▶ [What you are asked to do]: Select from the data all lines with the word "детского".

— Begin —

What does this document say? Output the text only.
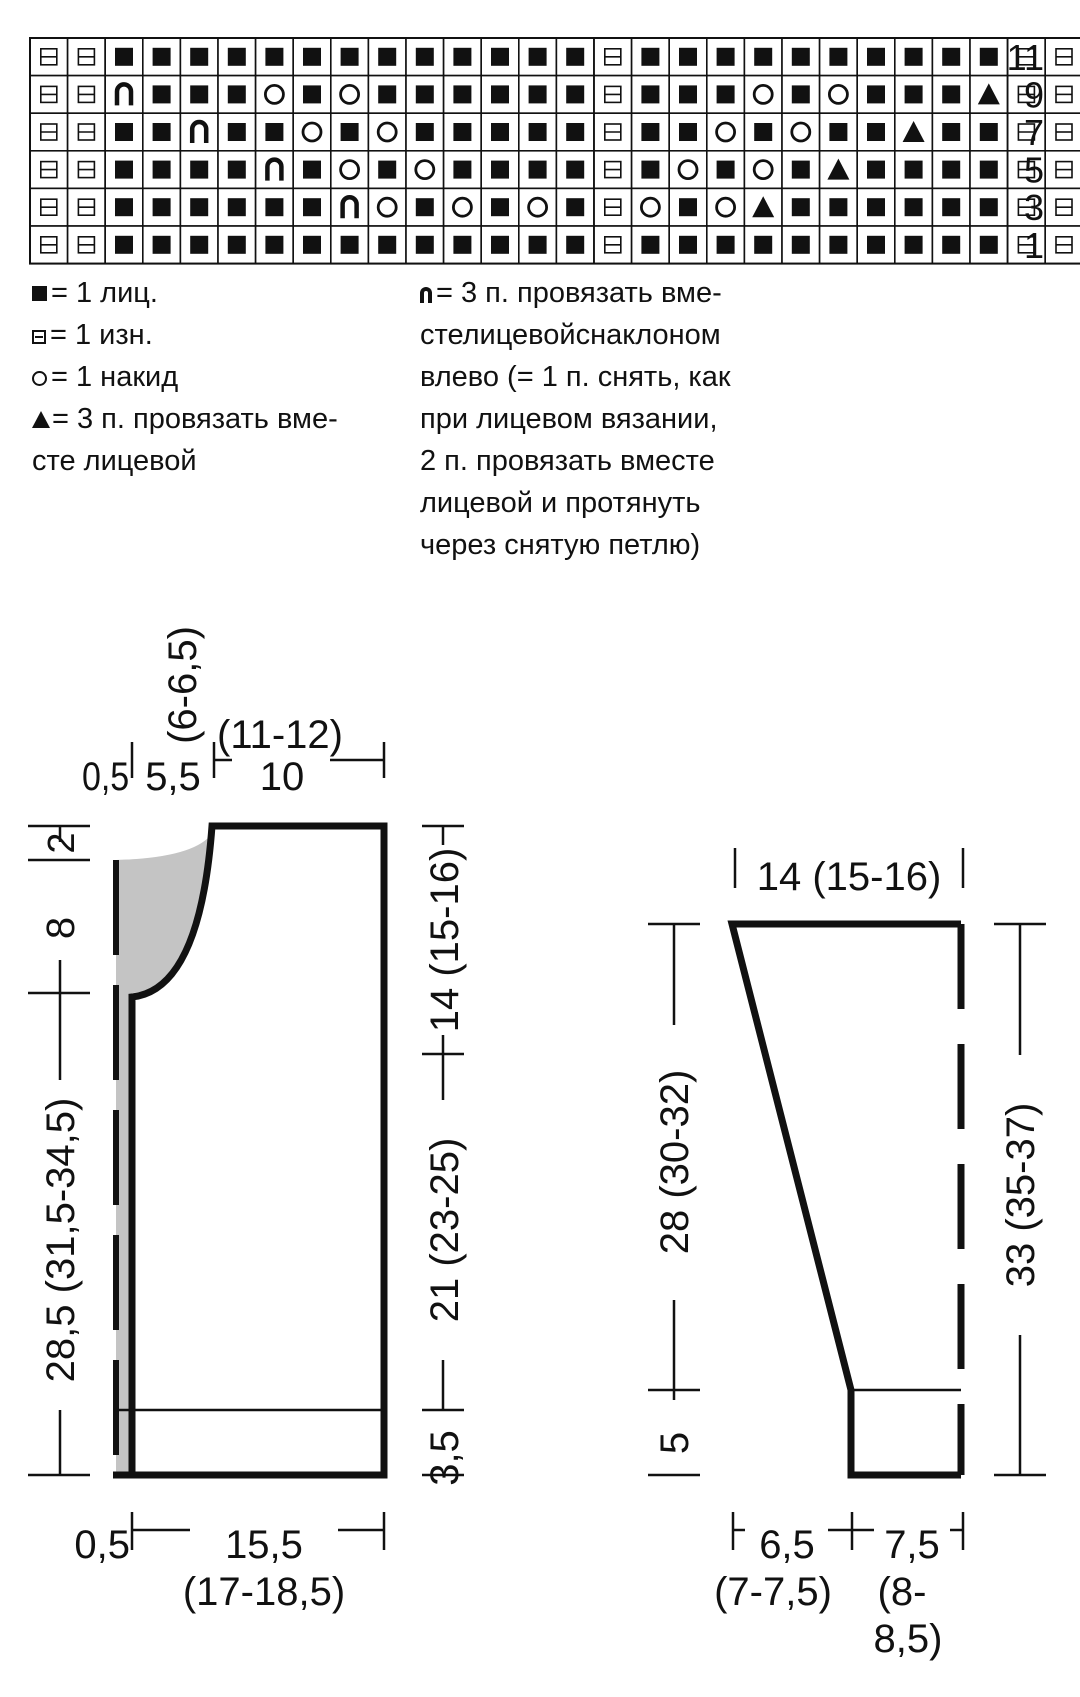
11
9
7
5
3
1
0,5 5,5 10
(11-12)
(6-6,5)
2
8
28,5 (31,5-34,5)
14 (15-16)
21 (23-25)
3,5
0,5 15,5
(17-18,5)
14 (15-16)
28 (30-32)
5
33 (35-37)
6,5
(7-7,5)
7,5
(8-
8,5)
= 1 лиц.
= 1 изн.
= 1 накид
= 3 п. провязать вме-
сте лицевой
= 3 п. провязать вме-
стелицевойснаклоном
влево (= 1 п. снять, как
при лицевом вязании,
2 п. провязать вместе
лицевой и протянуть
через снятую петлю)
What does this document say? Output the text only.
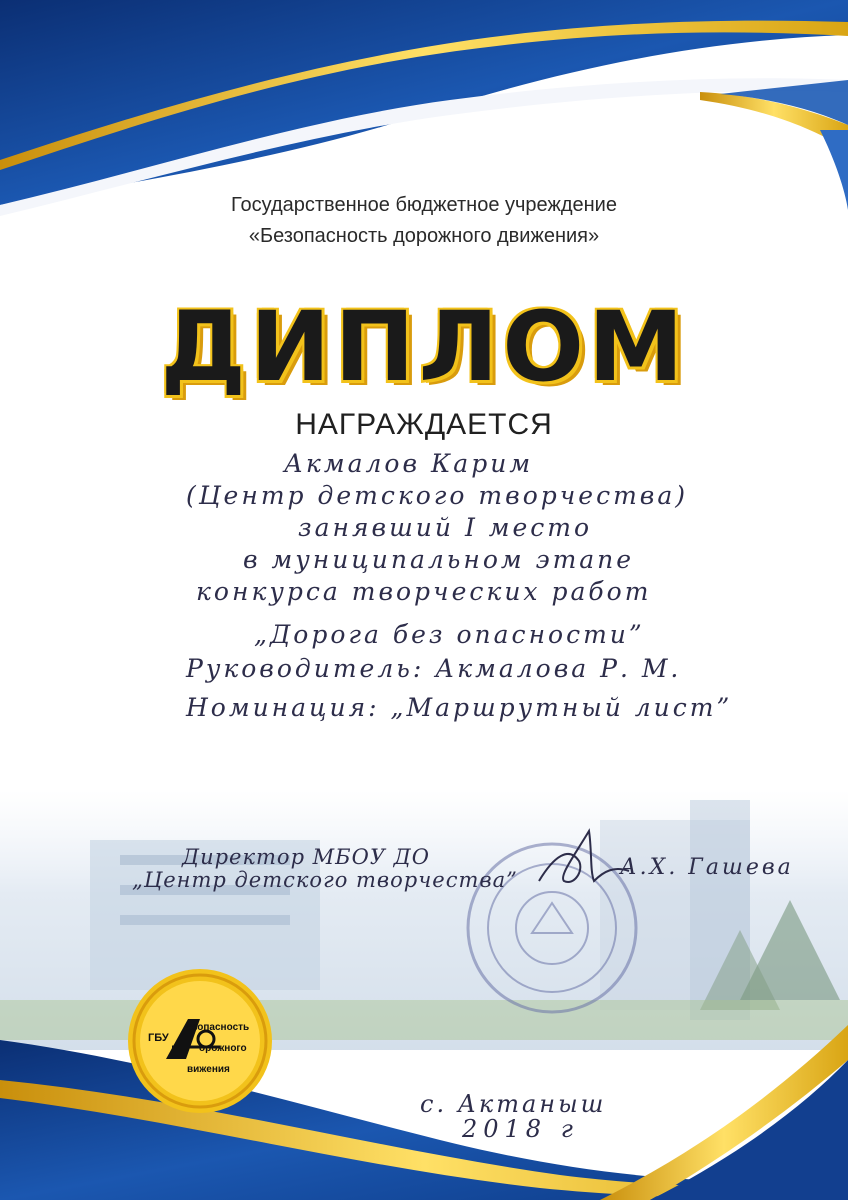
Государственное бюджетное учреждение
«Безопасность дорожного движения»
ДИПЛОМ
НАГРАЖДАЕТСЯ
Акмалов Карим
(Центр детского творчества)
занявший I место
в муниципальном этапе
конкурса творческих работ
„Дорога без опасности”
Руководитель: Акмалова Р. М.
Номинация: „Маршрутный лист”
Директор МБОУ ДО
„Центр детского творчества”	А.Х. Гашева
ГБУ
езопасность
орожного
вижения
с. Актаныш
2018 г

— End —

▶ [Solved problem]:
(Центр детского творчества)
„Центр детского творчества”	А.Х. Гашева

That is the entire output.